Task to complete: Output all of the entries below precisely as written.

Given records:
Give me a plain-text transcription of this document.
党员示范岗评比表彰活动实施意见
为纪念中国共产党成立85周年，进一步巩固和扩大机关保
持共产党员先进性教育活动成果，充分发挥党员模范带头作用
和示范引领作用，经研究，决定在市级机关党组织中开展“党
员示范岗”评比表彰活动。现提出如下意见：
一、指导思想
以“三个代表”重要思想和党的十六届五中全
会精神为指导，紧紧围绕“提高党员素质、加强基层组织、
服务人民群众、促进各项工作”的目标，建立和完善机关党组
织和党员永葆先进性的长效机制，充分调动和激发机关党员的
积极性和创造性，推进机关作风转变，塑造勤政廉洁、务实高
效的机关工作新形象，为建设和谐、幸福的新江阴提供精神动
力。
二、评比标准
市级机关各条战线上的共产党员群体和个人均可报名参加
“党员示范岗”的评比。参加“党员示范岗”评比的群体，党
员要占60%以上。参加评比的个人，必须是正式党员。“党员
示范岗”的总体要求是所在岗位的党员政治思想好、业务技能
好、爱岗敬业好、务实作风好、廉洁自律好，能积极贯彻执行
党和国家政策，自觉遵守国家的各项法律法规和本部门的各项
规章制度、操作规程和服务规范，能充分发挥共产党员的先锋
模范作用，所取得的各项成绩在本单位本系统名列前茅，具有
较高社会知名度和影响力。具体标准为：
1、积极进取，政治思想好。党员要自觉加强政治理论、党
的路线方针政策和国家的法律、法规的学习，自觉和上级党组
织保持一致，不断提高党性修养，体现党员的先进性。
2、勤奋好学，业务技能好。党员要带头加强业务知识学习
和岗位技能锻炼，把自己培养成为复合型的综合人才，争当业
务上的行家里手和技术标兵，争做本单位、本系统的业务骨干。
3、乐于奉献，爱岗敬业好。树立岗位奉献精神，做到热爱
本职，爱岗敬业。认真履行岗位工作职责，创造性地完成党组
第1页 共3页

Worked answer:
Give me a plain-text transcription of this document.
党员示范岗评比表彰活动实施意见
为纪念中国共产党成立85周年，进一步巩固和扩大机关保
持共产党员先进性教育活动成果，充分发挥党员模范带头作用
和示范引领作用，经研究，决定在市级机关党组织中开展“党
员示范岗”评比表彰活动。现提出如下意见：
一、指导思想
以“三个代表”重要思想和党的十六届五中全
会精神为指导，紧紧围绕“提高党员素质、加强基层组织、
服务人民群众、促进各项工作”的目标，建立和完善机关党组
织和党员永葆先进性的长效机制，充分调动和激发机关党员的
积极性和创造性，推进机关作风转变，塑造勤政廉洁、务实高
效的机关工作新形象，为建设和谐、幸福的新江阴提供精神动
力。
二、评比标准
市级机关各条战线上的共产党员群体和个人均可报名参加
“党员示范岗”的评比。参加“党员示范岗”评比的群体，党
员要占60%以上。参加评比的个人，必须是正式党员。“党员
示范岗”的总体要求是所在岗位的党员政治思想好、业务技能
好、爱岗敬业好、务实作风好、廉洁自律好，能积极贯彻执行
党和国家政策，自觉遵守国家的各项法律法规和本部门的各项
规章制度、操作规程和服务规范，能充分发挥共产党员的先锋
模范作用，所取得的各项成绩在本单位本系统名列前茅，具有
较高社会知名度和影响力。具体标准为：
1、积极进取，政治思想好。党员要自觉加强政治理论、党
的路线方针政策和国家的法律、法规的学习，自觉和上级党组
织保持一致，不断提高党性修养，体现党员的先进性。
2、勤奋好学，业务技能好。党员要带头加强业务知识学习
和岗位技能锻炼，把自己培养成为复合型的综合人才，争当业
务上的行家里手和技术标兵，争做本单位、本系统的业务骨干。
3、乐于奉献，爱岗敬业好。树立岗位奉献精神，做到热爱
本职，爱岗敬业。认真履行岗位工作职责，创造性地完成党组
第1页 共3页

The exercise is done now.